Instructions to follow: Every line from the one with "Give me the" to the final line of the records should be printed exactly as it is, with pictures left out.

- Opening Delimiter -

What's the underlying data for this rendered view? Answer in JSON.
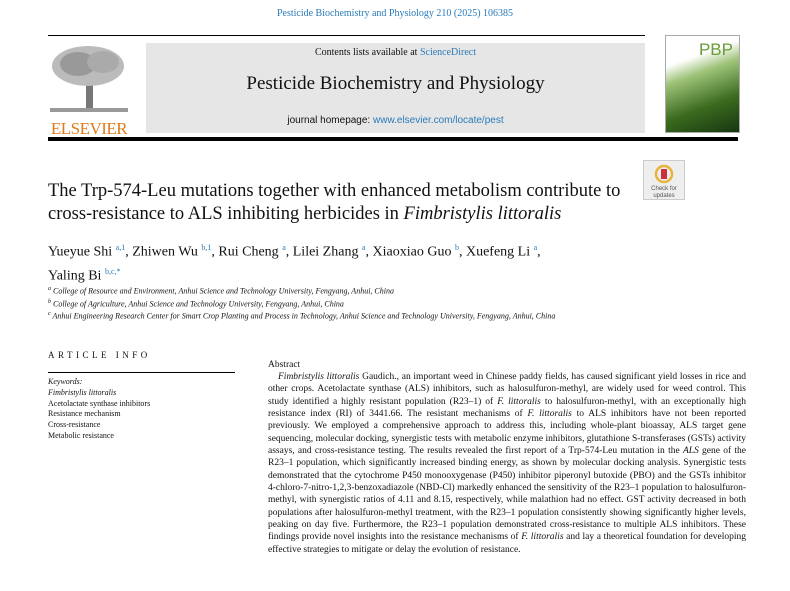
{
  "header": {
    "journal_ref": "Pesticide Biochemistry and Physiology 210 (2025) 106385",
    "contents_prefix": "Contents lists available at ",
    "contents_link": "ScienceDirect",
    "journal_title": "Pesticide Biochemistry and Physiology",
    "homepage_prefix": "journal homepage: ",
    "homepage_link": "www.elsevier.com/locate/pest",
    "publisher": "ELSEVIER",
    "cover_text": "PBP"
  },
  "badge": {
    "label": "Check for updates"
  },
  "article": {
    "title_part1": "The Trp-574-Leu mutations together with enhanced metabolism contribute to cross-resistance to ALS inhibiting herbicides in ",
    "title_italic": "Fimbristylis littoralis",
    "authors": [
      {
        "name": "Yueyue Shi",
        "sup": "a,1"
      },
      {
        "name": "Zhiwen Wu",
        "sup": "b,1"
      },
      {
        "name": "Rui Cheng",
        "sup": "a"
      },
      {
        "name": "Lilei Zhang",
        "sup": "a"
      },
      {
        "name": "Xiaoxiao Guo",
        "sup": "b"
      },
      {
        "name": "Xuefeng Li",
        "sup": "a"
      },
      {
        "name": "Yaling Bi",
        "sup": "b,c,*"
      }
    ],
    "affiliations": [
      {
        "key": "a",
        "text": "College of Resource and Environment, Anhui Science and Technology University, Fengyang, Anhui, China"
      },
      {
        "key": "b",
        "text": "College of Agriculture, Anhui Science and Technology University, Fengyang, Anhui, China"
      },
      {
        "key": "c",
        "text": "Anhui Engineering Research Center for Smart Crop Planting and Process in Technology, Anhui Science and Technology University, Fengyang, Anhui, China"
      }
    ]
  },
  "article_info": {
    "heading": "ARTICLE INFO",
    "keywords_label": "Keywords:",
    "keywords": [
      "Fimbristylis littoralis",
      "Acetolactate synthase inhibitors",
      "Resistance mechanism",
      "Cross-resistance",
      "Metabolic resistance"
    ]
  },
  "abstract": {
    "heading": "Abstract",
    "text": "Fimbristylis littoralis Gaudich., an important weed in Chinese paddy fields, has caused significant yield losses in rice and other crops. Acetolactate synthase (ALS) inhibitors, such as halosulfuron-methyl, are widely used for weed control. This study identified a highly resistant population (R23–1) of F. littoralis to halosulfuron-methyl, with an exceptionally high resistance index (RI) of 3441.66. The resistant mechanisms of F. littoralis to ALS inhibitors have not been reported previously. We employed a comprehensive approach to address this, including whole-plant bioassay, ALS target gene sequencing, molecular docking, synergistic tests with metabolic enzyme inhibitors, glutathione S-transferases (GSTs) activity assays, and cross-resistance testing. The results revealed the first report of a Trp-574-Leu mutation in the ALS gene of the R23–1 population, which significantly increased binding energy, as shown by molecular docking analysis. Synergistic tests demonstrated that the cytochrome P450 monooxygenase (P450) inhibitor piperonyl butoxide (PBO) and the GSTs inhibitor 4-chloro-7-nitro-1,2,3-benzoxadiazole (NBD-Cl) markedly enhanced the sensitivity of the R23–1 population to halosulfuron-methyl, with synergistic ratios of 4.11 and 8.15, respectively, while malathion had no effect. GST activity decreased in both populations after halosulfuron-methyl treatment, with the R23–1 population consistently showing significantly higher levels, peaking on day five. Furthermore, the R23–1 population demonstrated cross-resistance to multiple ALS inhibitors. These findings provide novel insights into the resistance mechanisms of F. littoralis and lay a theoretical foundation for developing effective strategies to mitigate or delay the evolution of resistance."
  },
  "colors": {
    "link": "#2a7ab8",
    "elsevier": "#e07b1a",
    "header_box": "#e6e6e6"
  }
}
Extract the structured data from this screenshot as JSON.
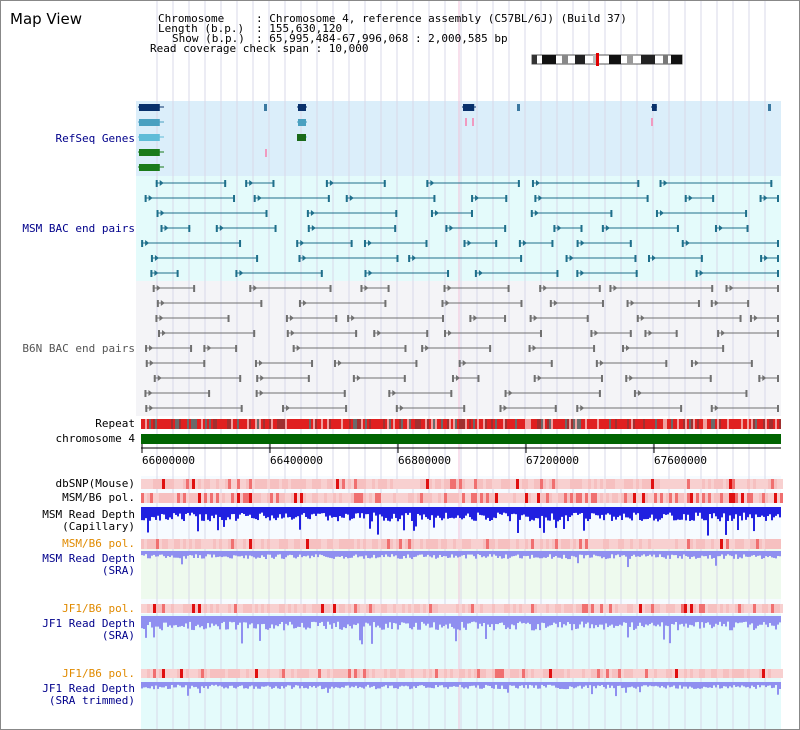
{
  "page": {
    "title": "Map View",
    "info": {
      "chromosome_label": "Chromosome",
      "chromosome_value": ": Chromosome 4, reference assembly (C57BL/6J) (Build 37)",
      "length_label": "Length (b.p.)",
      "length_value": ": 155,630,120",
      "show_label": "Show (b.p.)",
      "show_value": ": 65,995,484-67,996,068 : 2,000,585 bp",
      "coverage_line": "Read coverage check span : 10,000"
    }
  },
  "tracks": {
    "refseq": "RefSeq Genes",
    "msm_bac": "MSM BAC end pairs",
    "b6n_bac": "B6N BAC end pairs",
    "repeat": "Repeat",
    "chromosome": "chromosome 4",
    "dbsnp": "dbSNP(Mouse)",
    "msm_b6_pol_1": "MSM/B6 pol.",
    "msm_depth_cap_1": "MSM Read Depth",
    "msm_depth_cap_2": "(Capillary)",
    "msm_b6_pol_2": "MSM/B6 pol.",
    "msm_depth_sra_1": "MSM Read Depth",
    "msm_depth_sra_2": "(SRA)",
    "jf1_b6_pol_1": "JF1/B6 pol.",
    "jf1_depth_sra_1": "JF1 Read Depth",
    "jf1_depth_sra_2": "(SRA)",
    "jf1_b6_pol_2": "JF1/B6 pol.",
    "jf1_depth_trim_1": "JF1 Read Depth",
    "jf1_depth_trim_2": "(SRA trimmed)"
  },
  "axis": {
    "ticks": [
      "66000000",
      "66400000",
      "66800000",
      "67200000",
      "67600000"
    ]
  },
  "colors": {
    "refseq_bg": "#dbeefa",
    "msm_bg": "#e4fbfb",
    "b6n_bg": "#f4f4f7",
    "chromosome_bar": "#006400",
    "label_blue": "#00008b",
    "label_orange": "#e08a00",
    "depth_capillary": "#2020e0",
    "depth_sra": "#8f8ff0"
  }
}
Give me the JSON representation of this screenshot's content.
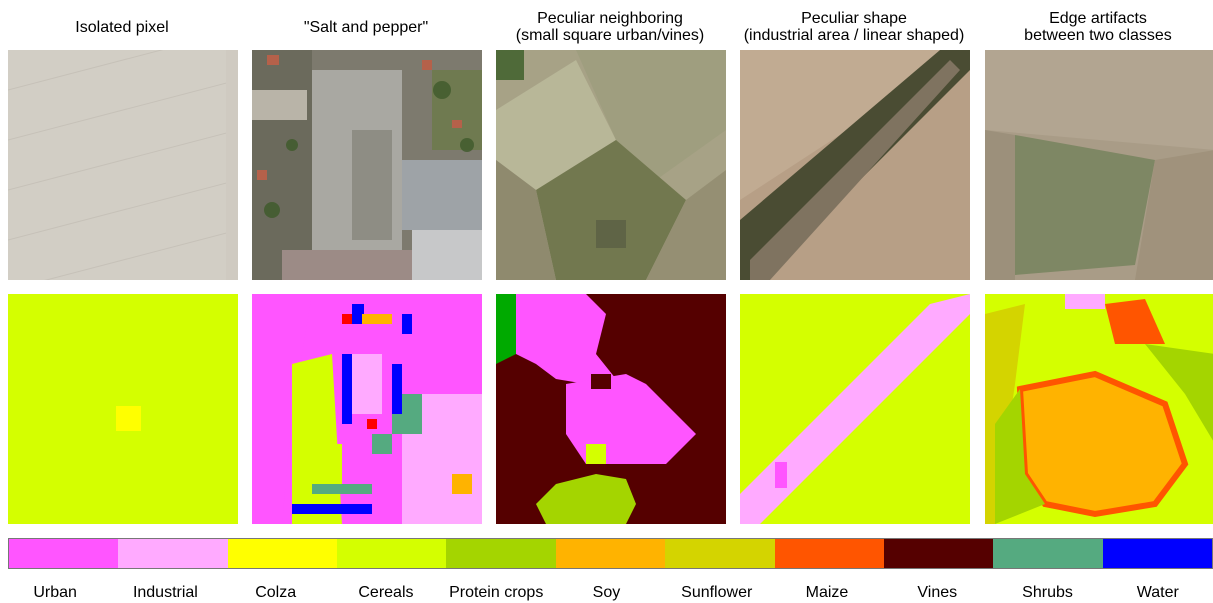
{
  "columns": [
    {
      "title_line1": "Isolated pixel",
      "title_line2": ""
    },
    {
      "title_line1": "\"Salt and pepper\"",
      "title_line2": ""
    },
    {
      "title_line1": "Peculiar neighboring",
      "title_line2": "(small square urban/vines)"
    },
    {
      "title_line1": "Peculiar shape",
      "title_line2": "(industrial area / linear shaped)"
    },
    {
      "title_line1": "Edge artifacts",
      "title_line2": "between two classes"
    }
  ],
  "legend": [
    {
      "label": "Urban",
      "color": "#ff55ff"
    },
    {
      "label": "Industrial",
      "color": "#ffaaff"
    },
    {
      "label": "Colza",
      "color": "#ffff00"
    },
    {
      "label": "Cereals",
      "color": "#d4ff00"
    },
    {
      "label": "Protein crops",
      "color": "#a4d500"
    },
    {
      "label": "Soy",
      "color": "#ffb300"
    },
    {
      "label": "Sunflower",
      "color": "#d4d400"
    },
    {
      "label": "Maize",
      "color": "#ff5500"
    },
    {
      "label": "Vines",
      "color": "#550000"
    },
    {
      "label": "Shrubs",
      "color": "#55aa80"
    },
    {
      "label": "Water",
      "color": "#0000ff"
    }
  ]
}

- Closing Delimiter -

Answer for this exercise:
Give me the JSON representation of this screenshot's content.
{
  "columns": [
    {
      "title_line1": "Isolated pixel",
      "title_line2": ""
    },
    {
      "title_line1": "\"Salt and pepper\"",
      "title_line2": ""
    },
    {
      "title_line1": "Peculiar neighboring",
      "title_line2": "(small square urban/vines)"
    },
    {
      "title_line1": "Peculiar shape",
      "title_line2": "(industrial area / linear shaped)"
    },
    {
      "title_line1": "Edge artifacts",
      "title_line2": "between two classes"
    }
  ],
  "legend": [
    {
      "label": "Urban",
      "color": "#ff55ff"
    },
    {
      "label": "Industrial",
      "color": "#ffaaff"
    },
    {
      "label": "Colza",
      "color": "#ffff00"
    },
    {
      "label": "Cereals",
      "color": "#d4ff00"
    },
    {
      "label": "Protein crops",
      "color": "#a4d500"
    },
    {
      "label": "Soy",
      "color": "#ffb300"
    },
    {
      "label": "Sunflower",
      "color": "#d4d400"
    },
    {
      "label": "Maize",
      "color": "#ff5500"
    },
    {
      "label": "Vines",
      "color": "#550000"
    },
    {
      "label": "Shrubs",
      "color": "#55aa80"
    },
    {
      "label": "Water",
      "color": "#0000ff"
    }
  ]
}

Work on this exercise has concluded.